Given exercise:
Check every line below for the word "place" and copy the ones that have it.
______________________________
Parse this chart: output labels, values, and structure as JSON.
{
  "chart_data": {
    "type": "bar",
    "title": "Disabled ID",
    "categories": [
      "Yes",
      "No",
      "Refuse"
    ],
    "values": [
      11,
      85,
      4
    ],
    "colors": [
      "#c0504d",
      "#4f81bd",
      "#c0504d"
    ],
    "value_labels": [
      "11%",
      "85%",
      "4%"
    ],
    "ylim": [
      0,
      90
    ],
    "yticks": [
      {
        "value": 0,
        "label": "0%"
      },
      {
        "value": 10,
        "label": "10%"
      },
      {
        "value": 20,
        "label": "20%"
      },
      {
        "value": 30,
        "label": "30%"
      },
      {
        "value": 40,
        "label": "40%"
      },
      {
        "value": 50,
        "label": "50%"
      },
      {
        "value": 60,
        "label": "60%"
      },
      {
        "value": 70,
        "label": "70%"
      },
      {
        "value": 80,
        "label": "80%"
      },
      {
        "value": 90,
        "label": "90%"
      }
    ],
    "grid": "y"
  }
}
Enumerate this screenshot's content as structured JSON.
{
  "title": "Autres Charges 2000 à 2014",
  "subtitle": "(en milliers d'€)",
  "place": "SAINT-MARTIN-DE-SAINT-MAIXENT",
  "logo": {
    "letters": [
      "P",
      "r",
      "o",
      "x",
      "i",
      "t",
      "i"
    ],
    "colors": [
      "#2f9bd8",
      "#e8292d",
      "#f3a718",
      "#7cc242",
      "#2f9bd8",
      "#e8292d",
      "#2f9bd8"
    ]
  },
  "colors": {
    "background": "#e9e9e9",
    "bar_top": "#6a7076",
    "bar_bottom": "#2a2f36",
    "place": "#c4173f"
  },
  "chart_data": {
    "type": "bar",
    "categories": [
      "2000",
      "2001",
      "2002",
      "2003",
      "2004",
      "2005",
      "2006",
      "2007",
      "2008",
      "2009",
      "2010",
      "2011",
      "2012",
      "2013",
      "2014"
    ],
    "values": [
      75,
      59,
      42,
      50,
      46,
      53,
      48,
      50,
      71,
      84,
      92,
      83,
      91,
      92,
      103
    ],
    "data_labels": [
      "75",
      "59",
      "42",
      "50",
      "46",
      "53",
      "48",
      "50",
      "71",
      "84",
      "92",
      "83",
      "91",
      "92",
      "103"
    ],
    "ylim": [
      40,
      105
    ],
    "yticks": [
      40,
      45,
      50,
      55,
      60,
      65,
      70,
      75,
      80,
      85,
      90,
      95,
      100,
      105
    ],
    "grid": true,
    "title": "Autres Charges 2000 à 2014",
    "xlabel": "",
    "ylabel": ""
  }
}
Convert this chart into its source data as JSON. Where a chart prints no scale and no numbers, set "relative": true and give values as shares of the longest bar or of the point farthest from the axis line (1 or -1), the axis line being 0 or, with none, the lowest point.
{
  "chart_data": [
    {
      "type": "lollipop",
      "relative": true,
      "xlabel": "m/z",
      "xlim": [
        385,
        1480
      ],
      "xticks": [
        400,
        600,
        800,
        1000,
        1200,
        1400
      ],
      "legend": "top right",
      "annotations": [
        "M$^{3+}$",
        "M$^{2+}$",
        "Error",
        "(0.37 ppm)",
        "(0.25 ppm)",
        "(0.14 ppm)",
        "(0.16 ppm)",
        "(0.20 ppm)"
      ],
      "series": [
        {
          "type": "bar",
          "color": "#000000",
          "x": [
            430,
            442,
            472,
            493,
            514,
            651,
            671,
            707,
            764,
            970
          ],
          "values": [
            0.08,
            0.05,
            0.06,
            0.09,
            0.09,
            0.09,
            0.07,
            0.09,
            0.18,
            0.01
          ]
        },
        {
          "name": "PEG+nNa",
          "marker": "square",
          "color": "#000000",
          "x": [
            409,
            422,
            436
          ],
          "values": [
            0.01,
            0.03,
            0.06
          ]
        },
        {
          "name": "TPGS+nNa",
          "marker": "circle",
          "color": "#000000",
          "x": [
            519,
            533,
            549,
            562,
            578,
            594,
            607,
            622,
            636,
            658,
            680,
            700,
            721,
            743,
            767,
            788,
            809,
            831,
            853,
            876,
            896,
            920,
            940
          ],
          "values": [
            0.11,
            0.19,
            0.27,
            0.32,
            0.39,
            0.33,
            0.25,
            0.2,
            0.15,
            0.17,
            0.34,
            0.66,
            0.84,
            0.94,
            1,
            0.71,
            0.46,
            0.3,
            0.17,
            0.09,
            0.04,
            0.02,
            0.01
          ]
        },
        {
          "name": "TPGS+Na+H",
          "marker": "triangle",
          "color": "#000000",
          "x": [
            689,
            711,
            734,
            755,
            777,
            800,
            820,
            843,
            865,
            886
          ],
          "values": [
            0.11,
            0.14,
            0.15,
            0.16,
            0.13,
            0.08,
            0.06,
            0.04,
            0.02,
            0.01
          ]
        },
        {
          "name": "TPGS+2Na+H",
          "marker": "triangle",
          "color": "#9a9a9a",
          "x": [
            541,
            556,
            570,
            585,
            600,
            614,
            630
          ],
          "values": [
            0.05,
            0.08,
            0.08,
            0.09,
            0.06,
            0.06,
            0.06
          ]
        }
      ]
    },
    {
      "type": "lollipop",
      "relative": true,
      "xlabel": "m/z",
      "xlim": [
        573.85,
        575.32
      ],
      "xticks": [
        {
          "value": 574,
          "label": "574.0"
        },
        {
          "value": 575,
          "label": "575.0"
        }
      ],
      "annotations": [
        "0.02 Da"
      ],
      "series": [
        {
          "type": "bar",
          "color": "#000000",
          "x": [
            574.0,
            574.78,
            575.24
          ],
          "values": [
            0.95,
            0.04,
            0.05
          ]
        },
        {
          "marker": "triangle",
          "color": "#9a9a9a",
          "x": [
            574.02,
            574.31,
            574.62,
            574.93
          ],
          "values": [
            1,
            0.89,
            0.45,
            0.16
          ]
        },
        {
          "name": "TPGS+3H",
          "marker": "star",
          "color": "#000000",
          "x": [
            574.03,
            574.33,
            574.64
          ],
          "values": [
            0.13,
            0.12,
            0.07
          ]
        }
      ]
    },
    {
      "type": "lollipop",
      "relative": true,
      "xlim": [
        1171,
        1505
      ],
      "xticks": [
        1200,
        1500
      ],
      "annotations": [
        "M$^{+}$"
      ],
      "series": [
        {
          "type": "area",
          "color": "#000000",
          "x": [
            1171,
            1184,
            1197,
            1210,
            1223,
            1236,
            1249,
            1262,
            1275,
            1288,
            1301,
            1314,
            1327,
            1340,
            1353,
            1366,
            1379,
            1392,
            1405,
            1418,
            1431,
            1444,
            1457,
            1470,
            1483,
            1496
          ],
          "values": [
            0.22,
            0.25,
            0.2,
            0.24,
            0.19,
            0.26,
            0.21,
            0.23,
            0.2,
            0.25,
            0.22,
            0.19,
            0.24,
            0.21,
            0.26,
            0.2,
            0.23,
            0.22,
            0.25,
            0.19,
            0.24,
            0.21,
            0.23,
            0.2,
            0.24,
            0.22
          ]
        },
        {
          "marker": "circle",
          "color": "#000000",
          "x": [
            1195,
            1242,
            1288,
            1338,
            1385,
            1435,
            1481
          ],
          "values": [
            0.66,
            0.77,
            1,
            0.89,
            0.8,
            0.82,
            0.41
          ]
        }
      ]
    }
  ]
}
______________________________
Written answer:
  "place": "SAINT-MARTIN-DE-SAINT-MAIXENT",
    "place": "#c4173f"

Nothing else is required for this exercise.